▸ GOAL OF THE EXERCISE
Count the lines below that include the word "sample" and write that number alone.

▸ SUPPLIED MATERIAL
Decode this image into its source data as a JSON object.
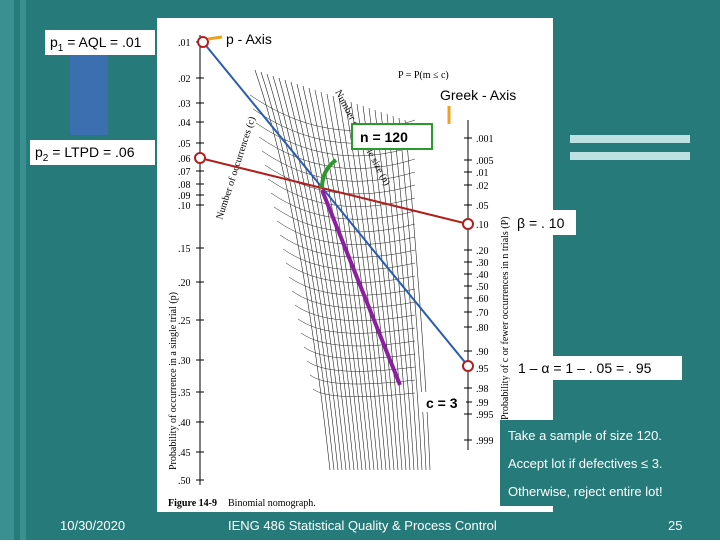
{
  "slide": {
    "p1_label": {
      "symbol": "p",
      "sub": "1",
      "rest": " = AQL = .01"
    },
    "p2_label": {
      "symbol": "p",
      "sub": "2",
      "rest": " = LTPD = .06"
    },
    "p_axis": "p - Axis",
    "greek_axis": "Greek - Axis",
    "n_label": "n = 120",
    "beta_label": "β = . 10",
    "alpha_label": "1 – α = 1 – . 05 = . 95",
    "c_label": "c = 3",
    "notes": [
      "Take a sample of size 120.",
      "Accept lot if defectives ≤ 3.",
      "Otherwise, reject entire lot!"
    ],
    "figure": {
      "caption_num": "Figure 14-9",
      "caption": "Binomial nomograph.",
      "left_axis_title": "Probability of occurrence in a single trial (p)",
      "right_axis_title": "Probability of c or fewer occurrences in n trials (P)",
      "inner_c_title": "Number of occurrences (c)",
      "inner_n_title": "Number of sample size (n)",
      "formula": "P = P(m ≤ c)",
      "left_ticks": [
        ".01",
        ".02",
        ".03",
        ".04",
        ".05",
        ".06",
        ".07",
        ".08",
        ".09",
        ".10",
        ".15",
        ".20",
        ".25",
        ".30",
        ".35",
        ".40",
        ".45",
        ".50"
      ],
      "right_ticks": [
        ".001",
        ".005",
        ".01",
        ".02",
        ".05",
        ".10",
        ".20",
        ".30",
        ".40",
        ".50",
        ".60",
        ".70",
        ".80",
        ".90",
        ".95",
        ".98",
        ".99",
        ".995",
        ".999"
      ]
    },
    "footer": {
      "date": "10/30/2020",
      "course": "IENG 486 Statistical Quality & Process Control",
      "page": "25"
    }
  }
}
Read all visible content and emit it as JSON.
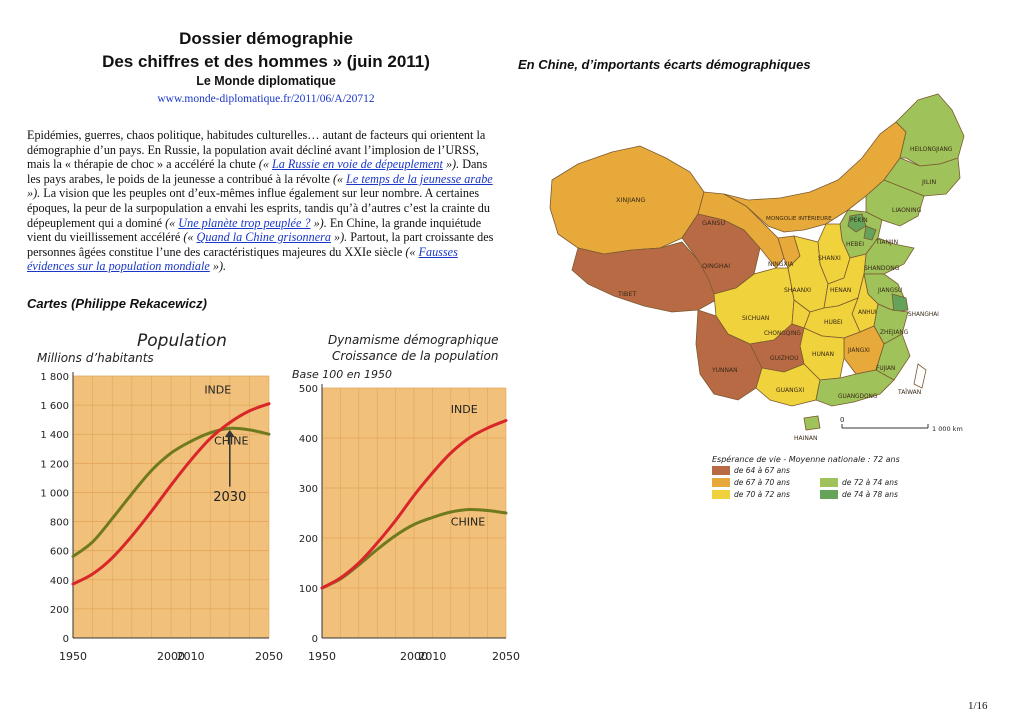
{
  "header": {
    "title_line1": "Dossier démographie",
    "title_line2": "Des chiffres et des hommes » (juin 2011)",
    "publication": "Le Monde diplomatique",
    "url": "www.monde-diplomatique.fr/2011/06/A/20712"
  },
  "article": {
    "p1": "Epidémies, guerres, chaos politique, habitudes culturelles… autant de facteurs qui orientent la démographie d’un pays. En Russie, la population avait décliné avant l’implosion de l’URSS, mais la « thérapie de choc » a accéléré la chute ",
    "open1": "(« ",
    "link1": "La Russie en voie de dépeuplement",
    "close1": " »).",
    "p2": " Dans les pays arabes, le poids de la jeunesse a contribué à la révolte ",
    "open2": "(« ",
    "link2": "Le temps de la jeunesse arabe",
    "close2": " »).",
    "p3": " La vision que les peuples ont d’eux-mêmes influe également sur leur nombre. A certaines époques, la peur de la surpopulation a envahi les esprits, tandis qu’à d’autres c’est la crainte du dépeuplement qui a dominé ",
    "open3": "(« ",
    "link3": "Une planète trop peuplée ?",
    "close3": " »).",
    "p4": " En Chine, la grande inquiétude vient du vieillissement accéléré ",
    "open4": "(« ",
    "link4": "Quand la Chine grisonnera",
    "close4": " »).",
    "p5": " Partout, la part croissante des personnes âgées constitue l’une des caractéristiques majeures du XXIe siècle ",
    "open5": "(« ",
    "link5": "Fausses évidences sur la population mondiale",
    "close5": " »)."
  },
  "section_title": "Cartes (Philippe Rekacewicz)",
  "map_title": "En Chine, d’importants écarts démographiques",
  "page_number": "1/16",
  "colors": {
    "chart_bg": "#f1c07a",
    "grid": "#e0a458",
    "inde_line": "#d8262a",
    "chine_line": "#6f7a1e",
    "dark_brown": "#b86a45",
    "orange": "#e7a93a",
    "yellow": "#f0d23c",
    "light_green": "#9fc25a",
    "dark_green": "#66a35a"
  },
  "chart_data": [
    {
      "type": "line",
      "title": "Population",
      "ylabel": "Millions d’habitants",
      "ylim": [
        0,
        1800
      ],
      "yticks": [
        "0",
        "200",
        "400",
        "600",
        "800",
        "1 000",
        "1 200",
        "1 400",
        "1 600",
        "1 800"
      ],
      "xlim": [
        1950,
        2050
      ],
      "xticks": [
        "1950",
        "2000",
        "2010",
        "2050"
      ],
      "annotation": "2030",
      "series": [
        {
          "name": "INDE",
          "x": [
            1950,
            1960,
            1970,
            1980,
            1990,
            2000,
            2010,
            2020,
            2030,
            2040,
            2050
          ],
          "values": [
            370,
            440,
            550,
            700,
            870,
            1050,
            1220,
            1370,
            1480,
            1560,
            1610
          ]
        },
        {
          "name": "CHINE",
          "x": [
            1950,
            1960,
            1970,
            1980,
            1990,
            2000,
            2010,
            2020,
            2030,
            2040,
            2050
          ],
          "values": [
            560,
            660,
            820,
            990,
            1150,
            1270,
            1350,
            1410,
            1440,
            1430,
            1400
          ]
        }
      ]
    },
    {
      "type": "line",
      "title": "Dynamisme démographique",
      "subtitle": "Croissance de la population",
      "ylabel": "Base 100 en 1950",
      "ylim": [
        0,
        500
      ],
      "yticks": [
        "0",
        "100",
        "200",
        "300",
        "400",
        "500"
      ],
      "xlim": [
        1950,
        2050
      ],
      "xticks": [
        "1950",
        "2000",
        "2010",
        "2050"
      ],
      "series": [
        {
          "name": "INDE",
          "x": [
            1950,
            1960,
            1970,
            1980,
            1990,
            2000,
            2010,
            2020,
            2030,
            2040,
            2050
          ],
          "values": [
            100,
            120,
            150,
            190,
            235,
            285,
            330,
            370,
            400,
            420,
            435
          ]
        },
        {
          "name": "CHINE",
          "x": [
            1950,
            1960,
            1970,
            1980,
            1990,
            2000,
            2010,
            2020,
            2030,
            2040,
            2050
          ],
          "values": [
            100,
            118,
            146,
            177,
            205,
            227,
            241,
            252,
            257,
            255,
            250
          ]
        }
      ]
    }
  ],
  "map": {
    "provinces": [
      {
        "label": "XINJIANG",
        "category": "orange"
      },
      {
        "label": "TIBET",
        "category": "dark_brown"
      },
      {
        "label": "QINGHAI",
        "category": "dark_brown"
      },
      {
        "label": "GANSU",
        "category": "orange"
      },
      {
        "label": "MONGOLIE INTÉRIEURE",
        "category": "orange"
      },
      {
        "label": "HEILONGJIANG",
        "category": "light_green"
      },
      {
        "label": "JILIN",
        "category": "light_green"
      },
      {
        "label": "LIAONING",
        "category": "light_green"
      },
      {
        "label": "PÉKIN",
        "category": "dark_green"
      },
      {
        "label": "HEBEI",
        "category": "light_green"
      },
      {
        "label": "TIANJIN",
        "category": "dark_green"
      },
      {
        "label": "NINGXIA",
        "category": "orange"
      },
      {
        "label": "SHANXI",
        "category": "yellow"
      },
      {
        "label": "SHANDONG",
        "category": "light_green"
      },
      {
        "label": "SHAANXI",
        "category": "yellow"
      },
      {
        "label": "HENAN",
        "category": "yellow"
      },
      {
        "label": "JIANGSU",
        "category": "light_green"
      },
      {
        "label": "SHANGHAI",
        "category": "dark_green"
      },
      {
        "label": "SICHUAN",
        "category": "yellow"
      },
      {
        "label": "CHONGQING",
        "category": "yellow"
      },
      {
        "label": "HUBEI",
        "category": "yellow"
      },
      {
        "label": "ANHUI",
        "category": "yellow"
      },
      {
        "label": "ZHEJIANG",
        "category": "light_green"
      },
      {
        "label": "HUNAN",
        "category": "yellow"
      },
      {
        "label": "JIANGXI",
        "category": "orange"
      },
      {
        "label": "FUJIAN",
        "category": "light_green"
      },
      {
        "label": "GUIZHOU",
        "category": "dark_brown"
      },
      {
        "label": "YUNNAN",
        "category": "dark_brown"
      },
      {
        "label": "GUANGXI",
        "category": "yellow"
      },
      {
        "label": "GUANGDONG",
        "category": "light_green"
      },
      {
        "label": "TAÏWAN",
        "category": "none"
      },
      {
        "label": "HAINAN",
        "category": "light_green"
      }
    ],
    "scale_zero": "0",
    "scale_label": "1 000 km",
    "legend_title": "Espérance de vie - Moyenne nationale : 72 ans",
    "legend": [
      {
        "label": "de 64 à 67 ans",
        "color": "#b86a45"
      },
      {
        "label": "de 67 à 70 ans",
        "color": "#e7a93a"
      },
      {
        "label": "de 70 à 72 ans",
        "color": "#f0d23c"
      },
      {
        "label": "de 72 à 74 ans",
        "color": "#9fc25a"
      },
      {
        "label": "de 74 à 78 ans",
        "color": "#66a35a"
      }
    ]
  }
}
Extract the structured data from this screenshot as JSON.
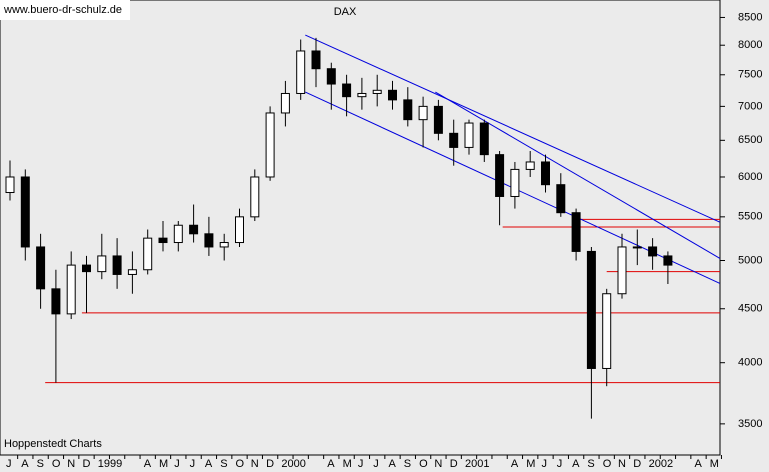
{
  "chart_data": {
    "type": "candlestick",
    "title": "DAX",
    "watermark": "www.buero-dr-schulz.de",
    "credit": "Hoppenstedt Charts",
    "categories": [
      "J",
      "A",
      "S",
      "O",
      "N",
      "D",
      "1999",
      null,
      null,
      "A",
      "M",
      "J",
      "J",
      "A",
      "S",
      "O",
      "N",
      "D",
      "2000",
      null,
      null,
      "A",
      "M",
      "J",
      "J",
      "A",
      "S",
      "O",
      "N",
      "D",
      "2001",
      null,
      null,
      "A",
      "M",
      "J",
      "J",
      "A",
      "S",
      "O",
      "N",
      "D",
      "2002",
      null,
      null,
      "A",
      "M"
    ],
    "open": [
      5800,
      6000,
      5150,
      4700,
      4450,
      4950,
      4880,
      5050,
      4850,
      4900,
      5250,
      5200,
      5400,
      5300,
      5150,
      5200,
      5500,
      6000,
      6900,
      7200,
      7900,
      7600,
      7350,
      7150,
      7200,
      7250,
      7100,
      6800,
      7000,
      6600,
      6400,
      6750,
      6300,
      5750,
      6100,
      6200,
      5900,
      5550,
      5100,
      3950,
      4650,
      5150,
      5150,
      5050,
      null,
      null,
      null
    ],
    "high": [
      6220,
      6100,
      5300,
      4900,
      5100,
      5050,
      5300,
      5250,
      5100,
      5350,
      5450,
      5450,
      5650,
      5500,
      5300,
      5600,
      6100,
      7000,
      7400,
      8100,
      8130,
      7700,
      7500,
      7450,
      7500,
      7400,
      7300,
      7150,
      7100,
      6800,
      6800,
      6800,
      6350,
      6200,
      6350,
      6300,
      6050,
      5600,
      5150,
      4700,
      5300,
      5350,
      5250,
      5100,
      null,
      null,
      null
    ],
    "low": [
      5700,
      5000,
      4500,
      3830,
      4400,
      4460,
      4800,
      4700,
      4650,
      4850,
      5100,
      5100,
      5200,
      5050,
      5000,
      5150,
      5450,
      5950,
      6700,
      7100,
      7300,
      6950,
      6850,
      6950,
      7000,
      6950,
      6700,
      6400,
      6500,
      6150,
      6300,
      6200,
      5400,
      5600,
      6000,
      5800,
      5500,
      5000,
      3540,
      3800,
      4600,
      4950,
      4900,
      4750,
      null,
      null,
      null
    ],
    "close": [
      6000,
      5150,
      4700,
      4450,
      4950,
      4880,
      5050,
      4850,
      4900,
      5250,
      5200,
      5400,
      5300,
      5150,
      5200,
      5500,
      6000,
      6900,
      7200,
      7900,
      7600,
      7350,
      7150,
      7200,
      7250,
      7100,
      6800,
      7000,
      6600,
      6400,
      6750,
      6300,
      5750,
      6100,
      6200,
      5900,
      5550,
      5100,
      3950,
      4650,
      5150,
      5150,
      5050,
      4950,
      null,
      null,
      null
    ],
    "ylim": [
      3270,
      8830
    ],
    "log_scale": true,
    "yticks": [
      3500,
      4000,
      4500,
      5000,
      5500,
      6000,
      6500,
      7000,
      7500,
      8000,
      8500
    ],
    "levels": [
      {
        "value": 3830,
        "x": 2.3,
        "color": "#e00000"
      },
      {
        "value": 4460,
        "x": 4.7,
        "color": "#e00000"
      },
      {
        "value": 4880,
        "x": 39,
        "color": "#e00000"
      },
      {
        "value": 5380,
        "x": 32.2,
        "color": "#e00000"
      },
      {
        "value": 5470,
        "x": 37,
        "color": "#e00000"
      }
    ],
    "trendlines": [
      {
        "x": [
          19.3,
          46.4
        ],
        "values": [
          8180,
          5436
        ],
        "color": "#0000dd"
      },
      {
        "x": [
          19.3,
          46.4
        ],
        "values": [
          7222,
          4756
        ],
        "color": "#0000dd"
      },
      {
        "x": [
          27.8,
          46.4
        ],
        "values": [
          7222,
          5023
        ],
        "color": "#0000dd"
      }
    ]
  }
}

▸ ANSWER
2